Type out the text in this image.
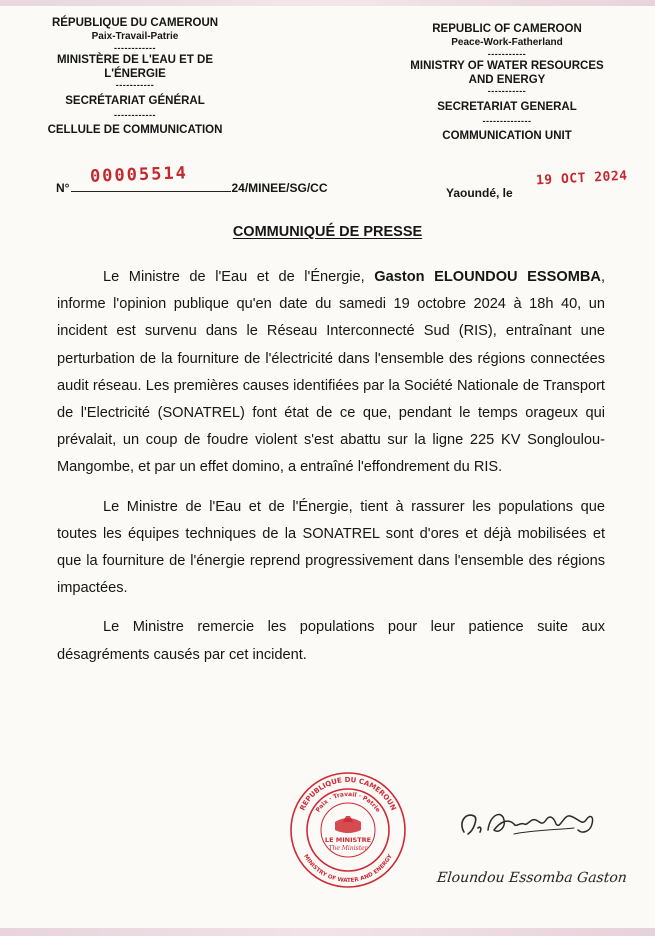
RÉPUBLIQUE DU CAMEROUN
Paix-Travail-Patrie
------------
MINISTÈRE DE L'EAU ET DE
L'ÉNERGIE
-----------
SECRÉTARIAT GÉNÉRAL
------------
CELLULE DE COMMUNICATION
REPUBLIC OF CAMEROON
Peace-Work-Fatherland
-----------
MINISTRY OF WATER RESOURCES
AND ENERGY
-----------
SECRETARIAT GENERAL
--------------
COMMUNICATION UNIT
00005514
N°	24/MINEE/SG/CC	Yaoundé, le
19 OCT 2024
COMMUNIQUÉ DE PRESSE

Le Ministre de l'Eau et de l'Énergie, Gaston ELOUNDOU ESSOMBA, informe l'opinion publique qu'en date du samedi 19 octobre 2024 à 18h 40, un incident est survenu dans le Réseau Interconnecté Sud (RIS), entraînant une perturbation de la fourniture de l'électricité dans l'ensemble des régions connectées audit réseau. Les premières causes identifiées par la Société Nationale de Transport de l'Electricité (SONATREL) font état de ce que, pendant le temps orageux qui prévalait, un coup de foudre violent s'est abattu sur la ligne 225 KV Songloulou-Mangombe, et par un effet domino, a entraîné l'effondrement du RIS.

Le Ministre de l'Eau et de l'Énergie, tient à rassurer les populations que toutes les équipes techniques de la SONATREL sont d'ores et déjà mobilisées et que la fourniture de l'énergie reprend progressivement dans l'ensemble des régions impactées.

Le Ministre remercie les populations pour leur patience suite aux désagréments causés par cet incident.

REPUBLIQUE DU CAMEROUN
MINISTRY OF WATER AND ENERGY
Paix · Travail · Patrie
LE MINISTRE
The Minister
Eloundou Essomba Gaston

****************

__TASK REQUIREMENTS__.
From the entries, copy out each line containing the word "ENERGY".

__SOLUTION BELOW__.
AND ENERGY
MINISTRY OF WATER AND ENERGY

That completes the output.